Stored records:
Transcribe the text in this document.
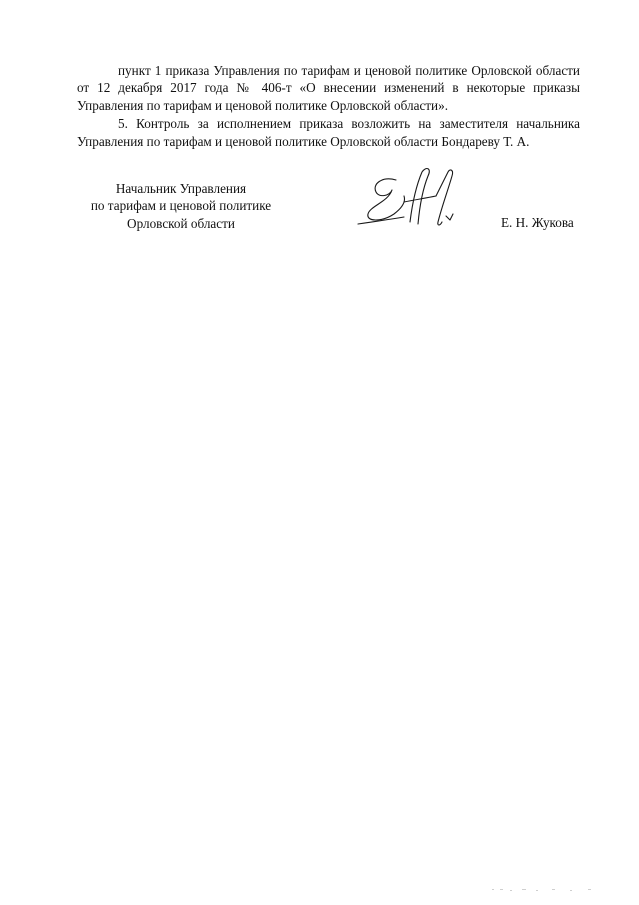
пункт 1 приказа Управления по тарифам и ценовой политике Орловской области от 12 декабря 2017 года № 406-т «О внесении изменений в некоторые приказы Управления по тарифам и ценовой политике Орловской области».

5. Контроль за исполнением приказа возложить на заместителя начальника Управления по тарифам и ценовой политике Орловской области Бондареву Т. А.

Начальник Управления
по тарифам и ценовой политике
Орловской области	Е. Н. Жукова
* * *
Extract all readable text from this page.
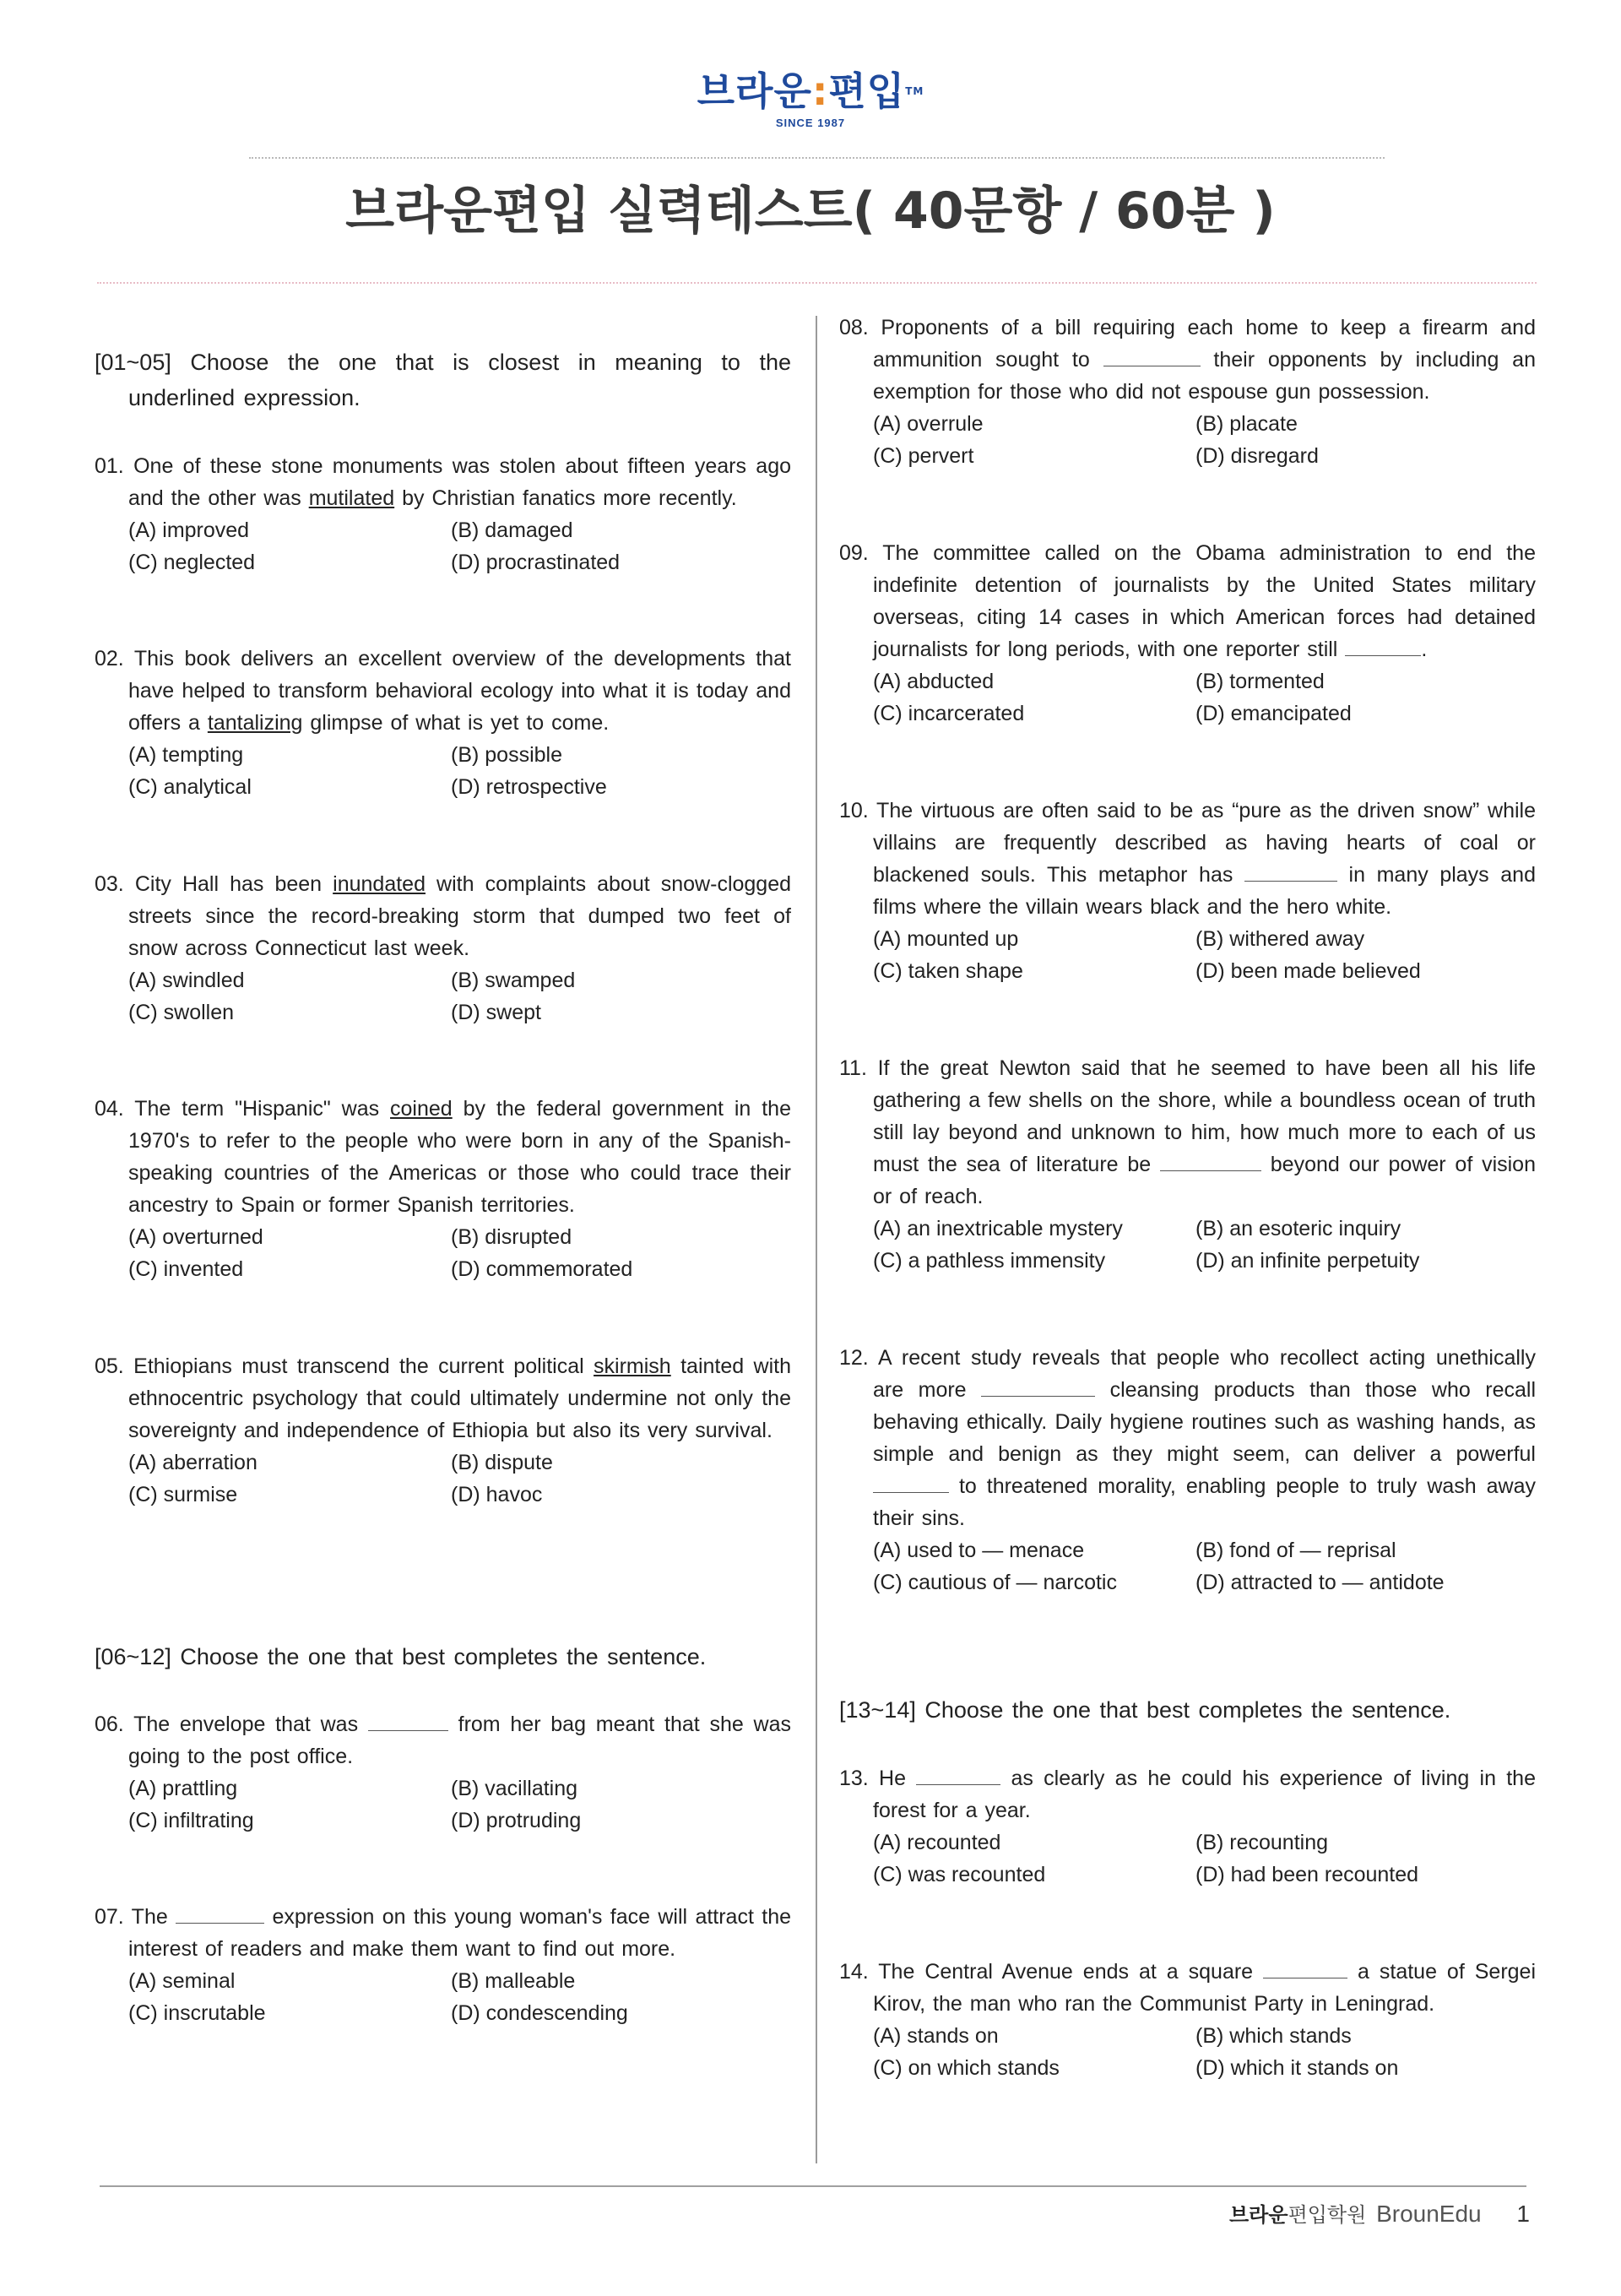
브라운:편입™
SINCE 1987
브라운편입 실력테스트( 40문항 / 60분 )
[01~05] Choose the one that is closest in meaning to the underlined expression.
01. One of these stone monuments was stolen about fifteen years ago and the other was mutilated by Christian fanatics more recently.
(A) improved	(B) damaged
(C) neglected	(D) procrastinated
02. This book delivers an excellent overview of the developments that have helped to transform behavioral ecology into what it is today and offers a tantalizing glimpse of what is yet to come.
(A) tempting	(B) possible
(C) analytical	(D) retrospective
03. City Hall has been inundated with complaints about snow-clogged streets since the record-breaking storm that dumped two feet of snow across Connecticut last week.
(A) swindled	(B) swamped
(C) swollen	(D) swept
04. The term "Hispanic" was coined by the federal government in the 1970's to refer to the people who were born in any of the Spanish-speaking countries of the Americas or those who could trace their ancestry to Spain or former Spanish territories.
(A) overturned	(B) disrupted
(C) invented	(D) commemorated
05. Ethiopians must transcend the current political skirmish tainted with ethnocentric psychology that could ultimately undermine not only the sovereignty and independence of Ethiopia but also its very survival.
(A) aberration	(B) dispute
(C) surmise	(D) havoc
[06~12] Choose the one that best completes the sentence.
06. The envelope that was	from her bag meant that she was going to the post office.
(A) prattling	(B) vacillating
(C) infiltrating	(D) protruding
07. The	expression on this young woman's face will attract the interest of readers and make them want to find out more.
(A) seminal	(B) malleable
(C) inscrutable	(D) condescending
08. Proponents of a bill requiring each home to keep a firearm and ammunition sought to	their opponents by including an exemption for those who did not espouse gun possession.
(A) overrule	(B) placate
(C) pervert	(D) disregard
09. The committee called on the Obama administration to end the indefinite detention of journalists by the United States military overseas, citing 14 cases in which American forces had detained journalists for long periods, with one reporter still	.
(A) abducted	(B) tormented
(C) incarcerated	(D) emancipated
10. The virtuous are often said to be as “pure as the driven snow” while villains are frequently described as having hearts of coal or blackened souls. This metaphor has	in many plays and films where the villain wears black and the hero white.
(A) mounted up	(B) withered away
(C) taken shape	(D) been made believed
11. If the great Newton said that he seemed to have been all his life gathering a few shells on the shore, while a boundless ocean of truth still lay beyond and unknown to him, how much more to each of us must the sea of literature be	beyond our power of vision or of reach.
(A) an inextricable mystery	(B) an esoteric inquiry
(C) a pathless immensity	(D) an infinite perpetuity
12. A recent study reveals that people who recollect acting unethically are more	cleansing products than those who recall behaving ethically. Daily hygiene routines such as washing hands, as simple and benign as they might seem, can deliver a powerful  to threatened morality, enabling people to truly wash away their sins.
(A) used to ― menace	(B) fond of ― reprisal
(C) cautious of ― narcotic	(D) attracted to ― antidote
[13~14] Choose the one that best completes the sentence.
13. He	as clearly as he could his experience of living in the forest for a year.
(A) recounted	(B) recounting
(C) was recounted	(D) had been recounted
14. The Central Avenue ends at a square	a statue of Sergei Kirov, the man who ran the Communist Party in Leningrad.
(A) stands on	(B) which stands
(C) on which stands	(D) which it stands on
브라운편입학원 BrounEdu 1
...
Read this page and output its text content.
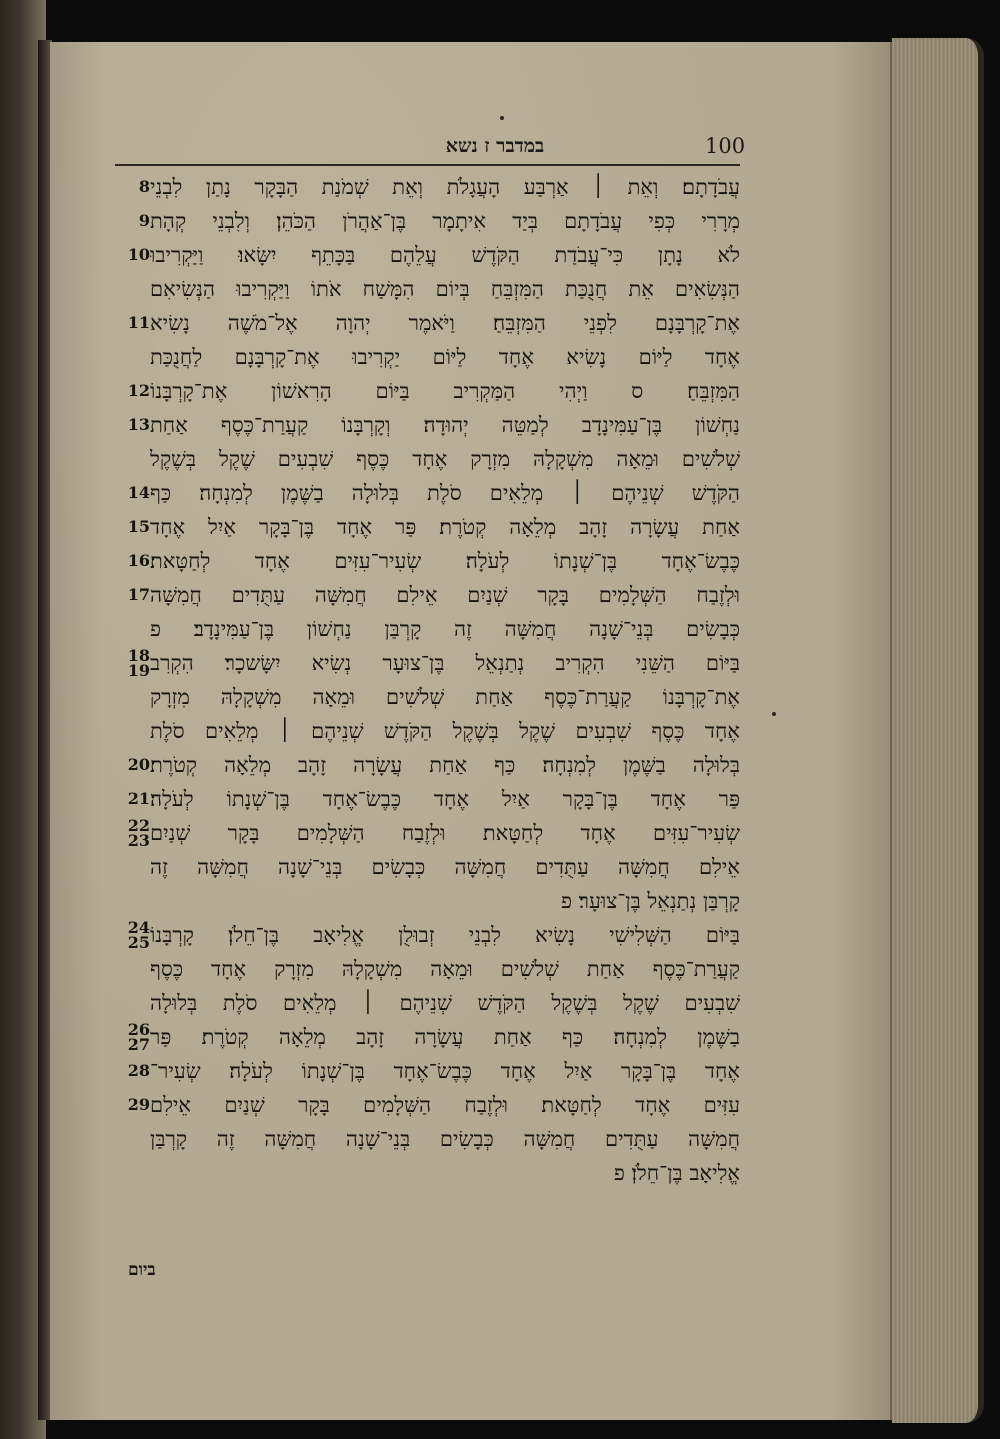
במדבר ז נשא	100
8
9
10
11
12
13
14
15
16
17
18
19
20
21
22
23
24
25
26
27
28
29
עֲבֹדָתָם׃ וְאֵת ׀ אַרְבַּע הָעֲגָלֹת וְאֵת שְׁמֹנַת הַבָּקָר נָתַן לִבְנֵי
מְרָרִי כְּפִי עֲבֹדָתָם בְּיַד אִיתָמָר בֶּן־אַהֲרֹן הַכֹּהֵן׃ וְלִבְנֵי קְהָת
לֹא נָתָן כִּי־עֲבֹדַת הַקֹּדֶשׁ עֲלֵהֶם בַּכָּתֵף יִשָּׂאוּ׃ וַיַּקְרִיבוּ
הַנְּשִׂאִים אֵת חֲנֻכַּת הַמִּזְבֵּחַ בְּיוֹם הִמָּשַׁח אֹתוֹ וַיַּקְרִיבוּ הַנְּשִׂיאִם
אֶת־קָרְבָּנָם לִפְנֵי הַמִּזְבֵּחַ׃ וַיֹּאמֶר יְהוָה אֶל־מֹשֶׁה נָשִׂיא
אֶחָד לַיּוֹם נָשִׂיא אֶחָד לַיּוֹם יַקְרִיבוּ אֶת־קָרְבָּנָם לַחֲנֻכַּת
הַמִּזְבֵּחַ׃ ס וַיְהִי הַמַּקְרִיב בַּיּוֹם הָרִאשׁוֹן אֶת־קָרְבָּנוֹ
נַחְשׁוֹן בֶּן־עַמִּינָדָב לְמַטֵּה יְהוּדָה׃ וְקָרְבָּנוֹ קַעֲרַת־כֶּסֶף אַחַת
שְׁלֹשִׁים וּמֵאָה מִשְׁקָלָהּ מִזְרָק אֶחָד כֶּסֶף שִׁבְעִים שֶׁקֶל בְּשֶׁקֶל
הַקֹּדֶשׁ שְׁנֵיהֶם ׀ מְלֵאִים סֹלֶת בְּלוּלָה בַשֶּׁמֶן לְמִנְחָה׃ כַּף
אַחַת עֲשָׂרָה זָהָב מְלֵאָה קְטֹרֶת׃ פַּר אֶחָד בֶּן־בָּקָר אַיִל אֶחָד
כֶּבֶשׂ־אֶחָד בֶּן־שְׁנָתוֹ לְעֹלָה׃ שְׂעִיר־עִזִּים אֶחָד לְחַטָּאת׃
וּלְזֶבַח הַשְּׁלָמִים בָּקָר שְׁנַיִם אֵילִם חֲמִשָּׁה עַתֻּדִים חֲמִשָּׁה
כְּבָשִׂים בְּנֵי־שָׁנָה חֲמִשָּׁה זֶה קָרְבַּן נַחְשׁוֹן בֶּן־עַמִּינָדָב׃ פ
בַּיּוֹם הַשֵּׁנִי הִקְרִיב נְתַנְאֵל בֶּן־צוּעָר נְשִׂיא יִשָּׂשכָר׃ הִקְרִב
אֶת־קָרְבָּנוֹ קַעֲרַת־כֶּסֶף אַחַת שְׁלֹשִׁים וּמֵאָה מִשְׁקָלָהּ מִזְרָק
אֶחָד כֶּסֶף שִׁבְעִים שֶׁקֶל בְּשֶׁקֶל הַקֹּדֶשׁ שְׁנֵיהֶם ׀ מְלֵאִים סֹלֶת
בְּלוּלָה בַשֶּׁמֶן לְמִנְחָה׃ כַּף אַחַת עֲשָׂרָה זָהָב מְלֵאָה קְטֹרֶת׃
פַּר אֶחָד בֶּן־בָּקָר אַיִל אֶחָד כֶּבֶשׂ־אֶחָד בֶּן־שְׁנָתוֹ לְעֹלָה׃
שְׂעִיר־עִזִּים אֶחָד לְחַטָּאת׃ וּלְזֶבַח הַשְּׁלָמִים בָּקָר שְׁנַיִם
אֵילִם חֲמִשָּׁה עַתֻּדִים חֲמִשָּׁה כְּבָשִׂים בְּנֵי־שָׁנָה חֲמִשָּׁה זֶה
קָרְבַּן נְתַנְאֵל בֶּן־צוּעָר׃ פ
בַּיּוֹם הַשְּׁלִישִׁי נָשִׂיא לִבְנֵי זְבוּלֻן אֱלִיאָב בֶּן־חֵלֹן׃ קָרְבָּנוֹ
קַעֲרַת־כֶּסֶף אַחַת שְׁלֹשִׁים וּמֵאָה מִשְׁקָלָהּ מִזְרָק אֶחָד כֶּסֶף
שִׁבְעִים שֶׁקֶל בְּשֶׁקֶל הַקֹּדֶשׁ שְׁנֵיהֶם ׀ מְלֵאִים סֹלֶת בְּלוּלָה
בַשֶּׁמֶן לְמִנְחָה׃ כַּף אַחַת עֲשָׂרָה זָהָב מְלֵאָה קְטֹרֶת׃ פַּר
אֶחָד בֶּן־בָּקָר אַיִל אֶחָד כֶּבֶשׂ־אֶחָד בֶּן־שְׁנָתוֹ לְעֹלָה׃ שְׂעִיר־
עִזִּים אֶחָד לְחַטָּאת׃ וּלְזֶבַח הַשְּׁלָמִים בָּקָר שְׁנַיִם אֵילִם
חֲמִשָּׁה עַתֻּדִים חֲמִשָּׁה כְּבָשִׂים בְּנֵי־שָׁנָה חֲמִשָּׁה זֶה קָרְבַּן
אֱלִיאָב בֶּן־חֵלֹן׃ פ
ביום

§ WHAT THE TASK ASKS
Select every line of the records holding the string "sentence".

§ EXERCISE RESULT
[06~12] Choose the one that best completes the sentence.
[13~14] Choose the one that best completes the sentence.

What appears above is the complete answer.